── Records supplied ──

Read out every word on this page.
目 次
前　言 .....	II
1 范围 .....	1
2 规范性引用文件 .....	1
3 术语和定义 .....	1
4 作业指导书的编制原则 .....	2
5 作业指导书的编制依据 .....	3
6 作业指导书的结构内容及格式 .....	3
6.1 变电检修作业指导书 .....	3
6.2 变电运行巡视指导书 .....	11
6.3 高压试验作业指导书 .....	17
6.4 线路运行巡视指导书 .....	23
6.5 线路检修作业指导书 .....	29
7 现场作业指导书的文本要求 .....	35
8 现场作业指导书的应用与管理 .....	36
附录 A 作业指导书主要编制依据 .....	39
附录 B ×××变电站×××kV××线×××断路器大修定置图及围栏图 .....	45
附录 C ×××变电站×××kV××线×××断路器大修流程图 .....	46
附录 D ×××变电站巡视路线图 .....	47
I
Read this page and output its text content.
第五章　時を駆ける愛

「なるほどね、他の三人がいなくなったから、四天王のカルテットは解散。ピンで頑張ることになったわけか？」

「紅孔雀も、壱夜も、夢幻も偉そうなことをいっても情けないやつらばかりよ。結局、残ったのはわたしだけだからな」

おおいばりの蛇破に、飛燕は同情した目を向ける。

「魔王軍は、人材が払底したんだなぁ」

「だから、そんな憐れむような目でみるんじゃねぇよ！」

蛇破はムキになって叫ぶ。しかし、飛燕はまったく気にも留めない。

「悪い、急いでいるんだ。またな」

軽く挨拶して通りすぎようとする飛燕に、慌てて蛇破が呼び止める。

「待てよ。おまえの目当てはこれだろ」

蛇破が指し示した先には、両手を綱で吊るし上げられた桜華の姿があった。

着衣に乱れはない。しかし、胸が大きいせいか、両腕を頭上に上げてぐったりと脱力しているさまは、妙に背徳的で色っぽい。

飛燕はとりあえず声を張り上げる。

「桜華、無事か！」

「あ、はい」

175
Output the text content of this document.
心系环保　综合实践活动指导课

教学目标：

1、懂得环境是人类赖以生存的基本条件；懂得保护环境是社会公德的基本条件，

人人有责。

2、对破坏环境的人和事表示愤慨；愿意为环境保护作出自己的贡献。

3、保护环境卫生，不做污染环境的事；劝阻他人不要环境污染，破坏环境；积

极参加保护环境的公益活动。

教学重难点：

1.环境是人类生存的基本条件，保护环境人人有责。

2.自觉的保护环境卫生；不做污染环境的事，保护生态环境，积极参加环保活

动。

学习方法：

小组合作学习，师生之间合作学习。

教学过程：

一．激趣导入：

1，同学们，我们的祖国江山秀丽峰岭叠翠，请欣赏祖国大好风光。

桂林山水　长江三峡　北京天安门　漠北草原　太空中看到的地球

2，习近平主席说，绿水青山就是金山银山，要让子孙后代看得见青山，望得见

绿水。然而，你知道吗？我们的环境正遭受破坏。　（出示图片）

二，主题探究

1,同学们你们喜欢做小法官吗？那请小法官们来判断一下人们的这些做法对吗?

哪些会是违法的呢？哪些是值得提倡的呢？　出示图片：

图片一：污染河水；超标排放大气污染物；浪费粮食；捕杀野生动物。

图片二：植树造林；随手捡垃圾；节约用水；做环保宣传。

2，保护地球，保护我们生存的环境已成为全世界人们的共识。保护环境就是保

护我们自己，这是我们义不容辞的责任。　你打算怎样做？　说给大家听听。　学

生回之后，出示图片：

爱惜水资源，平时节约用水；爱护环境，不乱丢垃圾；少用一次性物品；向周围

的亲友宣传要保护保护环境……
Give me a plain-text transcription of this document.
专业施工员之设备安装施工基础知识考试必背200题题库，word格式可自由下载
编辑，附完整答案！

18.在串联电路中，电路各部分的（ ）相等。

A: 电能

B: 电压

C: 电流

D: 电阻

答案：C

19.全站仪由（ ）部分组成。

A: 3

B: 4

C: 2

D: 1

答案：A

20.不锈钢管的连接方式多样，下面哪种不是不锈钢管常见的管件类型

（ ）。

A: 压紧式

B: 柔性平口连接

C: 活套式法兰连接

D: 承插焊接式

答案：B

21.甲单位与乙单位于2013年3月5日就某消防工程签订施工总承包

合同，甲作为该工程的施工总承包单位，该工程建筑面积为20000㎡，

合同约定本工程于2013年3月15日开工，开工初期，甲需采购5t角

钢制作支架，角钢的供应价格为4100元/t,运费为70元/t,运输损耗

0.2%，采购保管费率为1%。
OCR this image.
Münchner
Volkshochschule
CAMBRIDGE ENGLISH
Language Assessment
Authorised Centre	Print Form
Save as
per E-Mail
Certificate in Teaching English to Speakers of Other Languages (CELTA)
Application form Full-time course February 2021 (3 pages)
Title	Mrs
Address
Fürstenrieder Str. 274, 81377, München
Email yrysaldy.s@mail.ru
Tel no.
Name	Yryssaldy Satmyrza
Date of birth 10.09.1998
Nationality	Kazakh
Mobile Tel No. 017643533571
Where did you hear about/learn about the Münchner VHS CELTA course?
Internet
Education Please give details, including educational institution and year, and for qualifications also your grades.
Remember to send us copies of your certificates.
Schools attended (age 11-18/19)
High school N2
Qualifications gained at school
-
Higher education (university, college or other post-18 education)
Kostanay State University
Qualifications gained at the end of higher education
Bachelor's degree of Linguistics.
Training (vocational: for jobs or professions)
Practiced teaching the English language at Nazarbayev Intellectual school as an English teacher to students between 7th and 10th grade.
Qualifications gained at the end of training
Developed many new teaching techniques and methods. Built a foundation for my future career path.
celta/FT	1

───

:: Problem ::
Give the records above again, word for word.

:: Exercise response ::
Read out every word on this page.
目 次
前　言 .....	II
1 范围 .....	1
2 规范性引用文件 .....	1
3 术语和定义 .....	1
4 作业指导书的编制原则 .....	2
5 作业指导书的编制依据 .....	3
6 作业指导书的结构内容及格式 .....	3
6.1 变电检修作业指导书 .....	3
6.2 变电运行巡视指导书 .....	11
6.3 高压试验作业指导书 .....	17
6.4 线路运行巡视指导书 .....	23
6.5 线路检修作业指导书 .....	29
7 现场作业指导书的文本要求 .....	35
8 现场作业指导书的应用与管理 .....	36
附录 A 作业指导书主要编制依据 .....	39
附录 B ×××变电站×××kV××线×××断路器大修定置图及围栏图 .....	45
附录 C ×××变电站×××kV××线×××断路器大修流程图 .....	46
附录 D ×××变电站巡视路线图 .....	47
I
Read this page and output its text content.
第五章　時を駆ける愛

「なるほどね、他の三人がいなくなったから、四天王のカルテットは解散。ピンで頑張ることになったわけか？」

「紅孔雀も、壱夜も、夢幻も偉そうなことをいっても情けないやつらばかりよ。結局、残ったのはわたしだけだからな」

おおいばりの蛇破に、飛燕は同情した目を向ける。

「魔王軍は、人材が払底したんだなぁ」

「だから、そんな憐れむような目でみるんじゃねぇよ！」

蛇破はムキになって叫ぶ。しかし、飛燕はまったく気にも留めない。

「悪い、急いでいるんだ。またな」

軽く挨拶して通りすぎようとする飛燕に、慌てて蛇破が呼び止める。

「待てよ。おまえの目当てはこれだろ」

蛇破が指し示した先には、両手を綱で吊るし上げられた桜華の姿があった。

着衣に乱れはない。しかし、胸が大きいせいか、両腕を頭上に上げてぐったりと脱力しているさまは、妙に背徳的で色っぽい。

飛燕はとりあえず声を張り上げる。

「桜華、無事か！」

「あ、はい」

175
Output the text content of this document.
心系环保　综合实践活动指导课

教学目标：

1、懂得环境是人类赖以生存的基本条件；懂得保护环境是社会公德的基本条件，

人人有责。

2、对破坏环境的人和事表示愤慨；愿意为环境保护作出自己的贡献。

3、保护环境卫生，不做污染环境的事；劝阻他人不要环境污染，破坏环境；积

极参加保护环境的公益活动。

教学重难点：

1.环境是人类生存的基本条件，保护环境人人有责。

2.自觉的保护环境卫生；不做污染环境的事，保护生态环境，积极参加环保活

动。

学习方法：

小组合作学习，师生之间合作学习。

教学过程：

一．激趣导入：

1，同学们，我们的祖国江山秀丽峰岭叠翠，请欣赏祖国大好风光。

桂林山水　长江三峡　北京天安门　漠北草原　太空中看到的地球

2，习近平主席说，绿水青山就是金山银山，要让子孙后代看得见青山，望得见

绿水。然而，你知道吗？我们的环境正遭受破坏。　（出示图片）

二，主题探究

1,同学们你们喜欢做小法官吗？那请小法官们来判断一下人们的这些做法对吗?

哪些会是违法的呢？哪些是值得提倡的呢？　出示图片：

图片一：污染河水；超标排放大气污染物；浪费粮食；捕杀野生动物。

图片二：植树造林；随手捡垃圾；节约用水；做环保宣传。

2，保护地球，保护我们生存的环境已成为全世界人们的共识。保护环境就是保

护我们自己，这是我们义不容辞的责任。　你打算怎样做？　说给大家听听。　学

生回之后，出示图片：

爱惜水资源，平时节约用水；爱护环境，不乱丢垃圾；少用一次性物品；向周围

的亲友宣传要保护保护环境……
Give me a plain-text transcription of this document.
专业施工员之设备安装施工基础知识考试必背200题题库，word格式可自由下载
编辑，附完整答案！

18.在串联电路中，电路各部分的（ ）相等。

A: 电能

B: 电压

C: 电流

D: 电阻

答案：C

19.全站仪由（ ）部分组成。

A: 3

B: 4

C: 2

D: 1

答案：A

20.不锈钢管的连接方式多样，下面哪种不是不锈钢管常见的管件类型

（ ）。

A: 压紧式

B: 柔性平口连接

C: 活套式法兰连接

D: 承插焊接式

答案：B

21.甲单位与乙单位于2013年3月5日就某消防工程签订施工总承包

合同，甲作为该工程的施工总承包单位，该工程建筑面积为20000㎡，

合同约定本工程于2013年3月15日开工，开工初期，甲需采购5t角

钢制作支架，角钢的供应价格为4100元/t,运费为70元/t,运输损耗

0.2%，采购保管费率为1%。
OCR this image.
Münchner
Volkshochschule
CAMBRIDGE ENGLISH
Language Assessment
Authorised Centre	Print Form
Save as
per E-Mail
Certificate in Teaching English to Speakers of Other Languages (CELTA)
Application form Full-time course February 2021 (3 pages)
Title	Mrs
Address
Fürstenrieder Str. 274, 81377, München
Email yrysaldy.s@mail.ru
Tel no.
Name	Yryssaldy Satmyrza
Date of birth 10.09.1998
Nationality	Kazakh
Mobile Tel No. 017643533571
Where did you hear about/learn about the Münchner VHS CELTA course?
Internet
Education Please give details, including educational institution and year, and for qualifications also your grades.
Remember to send us copies of your certificates.
Schools attended (age 11-18/19)
High school N2
Qualifications gained at school
-
Higher education (university, college or other post-18 education)
Kostanay State University
Qualifications gained at the end of higher education
Bachelor's degree of Linguistics.
Training (vocational: for jobs or professions)
Practiced teaching the English language at Nazarbayev Intellectual school as an English teacher to students between 7th and 10th grade.
Qualifications gained at the end of training
Developed many new teaching techniques and methods. Built a foundation for my future career path.
celta/FT	1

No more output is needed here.